## EXTRACT
* begin *
I'll go with Cutek as I need to make a decision on something. I actually emailed them some questions yesterday morning and they called me yesterday afternoon, fantastic customer service. I hope their product lives up to it!

----------


## DavoSyd

> I'll go with Cutek as I need to make a decision on something.

  after reading the sticky - surely Jim's advice would have swayed you to Flood Spa-N-Deck???

----------


## BallinaNSW

Mate that thread had more twists and turns than a cheap garden hose.

----------


## DavoSyd

> Mate that thread had more twists and turns than a cheap garden hose.

  lol, sorry I was half joking, stick with your decision!

----------


## BallinaNSW

> lol, sorry I was half joking, stick with your decision!

  Haha all good. Deck oil and deck screws..............two decisions that I didn't even realise would need to be made when I started, and I've since spent hours investigating both.  :Doh:   
In an other question - I will need to trim the ends of the boards that are overhanging the edge of the outside joists (I haven't put a picture frame border on, thought it was a bit above my skillset/timeframe). I've watched a couple of youtube videos and they make it look as simple as clamping a straight edge and trimming with a circular saw. Any tips I should look out for? Don't want to f**k it up at the last step.

----------


## METRIX

> Haha all good. Deck oil and deck screws..............two decisions that I didn't even realise would need to be made when I started, and I've since spent hours investigating both.
* end *
## WHAT THE TASK REQUIRES
Please carry on the forum thread about building a deck, starting right after its last line.

## DATASET EXCERPT
* begin *
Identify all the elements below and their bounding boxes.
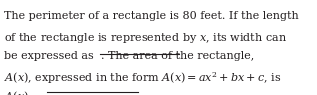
* end *
## THE REPLY
> In an other question - I will need to trim the ends of the boards that are overhanging the edge of the outside joists (I haven't put a picture frame border on, thought it was a bit above my skillset/timeframe). I've watched a couple of youtube videos and they make it look as simple as clamping a straight edge and trimming with a circular saw. Any tips I should look out for? Don't want to f**k it up at the last step.

  I use a tracksaw with up to 10m of track joined to do it in one go, obviously yo udon;t have access to this so you can make a very accurate circular saw guide from plywood, I use these for cutting internal floors after removing walls. 
Use a sharp high toothed blade and you will get a good cut, then run over the top edge to round it orr either with a 3.2mm bit in a trimmer or sander will do .
You will find heaps of tutorials on how to make the guides, you can make then from anything, just use a long straight edge to get it accurate, the longer you can makle it the better, then run a string line from end to end and keep following it with the shorted guide clamped as you go.  .

----------


## Bushy

Could also add; it would be wise, with your  self confessed skill set, take the time to screw up some offcuts and do a  practice run with the circular saw guide that METRIX sugested.
Decent ply has straight edges from the factory. 
At the risk of stating the obvious; after you wash it with what ever you decide on, make sure to keep everyone off it till it is completely dry and your ready to oil.
Your Cutek contacts have probably already told you, but just in case; spread the CD-50 or Extreme very thinly. I used the lambswool applicator on the handle from green shed and a roller tray but squeezed/pressed as much oil out as possible. 
Have just finished the second leg of my build and extremely happy with the Cutek products.

----------


## BallinaNSW

> Could also add; it would be wise, with your  self confessed skill set, take the time to screw up some offcuts and do a  practice run with the circular saw guide that METRIX sugested.
> Decent ply has straight edges from the factory. 
> At the risk of stating the obvious; after you wash it with what ever you decide on, make sure to keep everyone off it till it is completely dry and your ready to oil.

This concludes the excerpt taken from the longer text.